Goal of the exercise — Reproduce all the entries exactly.

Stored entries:
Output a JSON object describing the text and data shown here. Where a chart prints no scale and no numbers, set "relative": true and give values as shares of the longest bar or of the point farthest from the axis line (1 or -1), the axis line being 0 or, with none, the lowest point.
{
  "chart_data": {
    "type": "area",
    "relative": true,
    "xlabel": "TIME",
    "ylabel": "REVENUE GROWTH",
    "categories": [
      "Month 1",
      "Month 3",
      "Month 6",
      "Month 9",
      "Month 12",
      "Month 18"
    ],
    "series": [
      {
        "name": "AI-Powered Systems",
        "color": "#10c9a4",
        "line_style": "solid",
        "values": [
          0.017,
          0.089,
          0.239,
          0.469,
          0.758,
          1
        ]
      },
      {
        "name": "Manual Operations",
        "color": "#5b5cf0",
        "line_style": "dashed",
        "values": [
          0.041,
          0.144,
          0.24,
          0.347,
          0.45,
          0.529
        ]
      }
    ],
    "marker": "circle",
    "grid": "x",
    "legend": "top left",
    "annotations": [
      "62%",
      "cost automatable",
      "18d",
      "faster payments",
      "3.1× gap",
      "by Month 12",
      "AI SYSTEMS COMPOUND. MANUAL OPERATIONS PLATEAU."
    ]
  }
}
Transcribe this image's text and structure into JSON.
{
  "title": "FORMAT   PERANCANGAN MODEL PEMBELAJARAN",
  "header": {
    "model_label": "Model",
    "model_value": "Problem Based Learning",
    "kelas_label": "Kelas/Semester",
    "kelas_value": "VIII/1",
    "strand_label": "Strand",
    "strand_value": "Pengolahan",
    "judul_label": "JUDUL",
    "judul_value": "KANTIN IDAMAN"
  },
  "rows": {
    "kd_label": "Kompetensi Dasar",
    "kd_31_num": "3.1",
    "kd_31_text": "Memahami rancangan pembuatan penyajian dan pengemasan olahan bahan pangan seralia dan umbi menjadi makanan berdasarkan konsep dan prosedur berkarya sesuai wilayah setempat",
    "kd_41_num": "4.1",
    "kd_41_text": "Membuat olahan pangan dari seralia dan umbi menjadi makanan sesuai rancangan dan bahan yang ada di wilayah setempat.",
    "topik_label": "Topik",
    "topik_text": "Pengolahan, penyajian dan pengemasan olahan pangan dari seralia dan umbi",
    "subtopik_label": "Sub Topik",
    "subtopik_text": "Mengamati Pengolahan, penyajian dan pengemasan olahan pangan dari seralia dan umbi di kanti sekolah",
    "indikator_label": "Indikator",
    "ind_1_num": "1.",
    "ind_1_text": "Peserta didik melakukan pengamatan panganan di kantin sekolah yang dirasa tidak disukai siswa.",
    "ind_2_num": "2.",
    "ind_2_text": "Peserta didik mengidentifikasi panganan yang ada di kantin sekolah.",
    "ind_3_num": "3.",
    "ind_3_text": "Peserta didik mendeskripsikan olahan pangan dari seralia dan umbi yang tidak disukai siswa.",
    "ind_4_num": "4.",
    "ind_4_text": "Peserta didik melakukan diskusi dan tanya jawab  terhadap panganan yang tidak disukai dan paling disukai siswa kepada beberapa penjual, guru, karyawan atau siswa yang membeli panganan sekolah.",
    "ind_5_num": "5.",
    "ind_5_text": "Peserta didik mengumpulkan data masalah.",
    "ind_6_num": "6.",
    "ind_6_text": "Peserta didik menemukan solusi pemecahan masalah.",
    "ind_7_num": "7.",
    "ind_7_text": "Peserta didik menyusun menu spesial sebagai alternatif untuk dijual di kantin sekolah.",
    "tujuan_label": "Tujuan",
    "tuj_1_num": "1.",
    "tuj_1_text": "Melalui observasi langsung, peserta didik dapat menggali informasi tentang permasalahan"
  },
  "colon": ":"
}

Finished answer —
Output a JSON object describing the text and data shown here. Where a chart prints no scale and no numbers, set "relative": true and give values as shares of the longest bar or of the point farthest from the axis line (1 or -1), the axis line being 0 or, with none, the lowest point.
{
  "chart_data": {
    "type": "area",
    "relative": true,
    "xlabel": "TIME",
    "ylabel": "REVENUE GROWTH",
    "categories": [
      "Month 1",
      "Month 3",
      "Month 6",
      "Month 9",
      "Month 12",
      "Month 18"
    ],
    "series": [
      {
        "name": "AI-Powered Systems",
        "color": "#10c9a4",
        "line_style": "solid",
        "values": [
          0.017,
          0.089,
          0.239,
          0.469,
          0.758,
          1
        ]
      },
      {
        "name": "Manual Operations",
        "color": "#5b5cf0",
        "line_style": "dashed",
        "values": [
          0.041,
          0.144,
          0.24,
          0.347,
          0.45,
          0.529
        ]
      }
    ],
    "marker": "circle",
    "grid": "x",
    "legend": "top left",
    "annotations": [
      "62%",
      "cost automatable",
      "18d",
      "faster payments",
      "3.1× gap",
      "by Month 12",
      "AI SYSTEMS COMPOUND. MANUAL OPERATIONS PLATEAU."
    ]
  }
}
Transcribe this image's text and structure into JSON.
{
  "title": "FORMAT   PERANCANGAN MODEL PEMBELAJARAN",
  "header": {
    "model_label": "Model",
    "model_value": "Problem Based Learning",
    "kelas_label": "Kelas/Semester",
    "kelas_value": "VIII/1",
    "strand_label": "Strand",
    "strand_value": "Pengolahan",
    "judul_label": "JUDUL",
    "judul_value": "KANTIN IDAMAN"
  },
  "rows": {
    "kd_label": "Kompetensi Dasar",
    "kd_31_num": "3.1",
    "kd_31_text": "Memahami rancangan pembuatan penyajian dan pengemasan olahan bahan pangan seralia dan umbi menjadi makanan berdasarkan konsep dan prosedur berkarya sesuai wilayah setempat",
    "kd_41_num": "4.1",
    "kd_41_text": "Membuat olahan pangan dari seralia dan umbi menjadi makanan sesuai rancangan dan bahan yang ada di wilayah setempat.",
    "topik_label": "Topik",
    "topik_text": "Pengolahan, penyajian dan pengemasan olahan pangan dari seralia dan umbi",
    "subtopik_label": "Sub Topik",
    "subtopik_text": "Mengamati Pengolahan, penyajian dan pengemasan olahan pangan dari seralia dan umbi di kanti sekolah",
    "indikator_label": "Indikator",
    "ind_1_num": "1.",
    "ind_1_text": "Peserta didik melakukan pengamatan panganan di kantin sekolah yang dirasa tidak disukai siswa.",
    "ind_2_num": "2.",
    "ind_2_text": "Peserta didik mengidentifikasi panganan yang ada di kantin sekolah.",
    "ind_3_num": "3.",
    "ind_3_text": "Peserta didik mendeskripsikan olahan pangan dari seralia dan umbi yang tidak disukai siswa.",
    "ind_4_num": "4.",
    "ind_4_text": "Peserta didik melakukan diskusi dan tanya jawab  terhadap panganan yang tidak disukai dan paling disukai siswa kepada beberapa penjual, guru, karyawan atau siswa yang membeli panganan sekolah.",
    "ind_5_num": "5.",
    "ind_5_text": "Peserta didik mengumpulkan data masalah.",
    "ind_6_num": "6.",
    "ind_6_text": "Peserta didik menemukan solusi pemecahan masalah.",
    "ind_7_num": "7.",
    "ind_7_text": "Peserta didik menyusun menu spesial sebagai alternatif untuk dijual di kantin sekolah.",
    "tujuan_label": "Tujuan",
    "tuj_1_num": "1.",
    "tuj_1_text": "Melalui observasi langsung, peserta didik dapat menggali informasi tentang permasalahan"
  },
  "colon": ":"
}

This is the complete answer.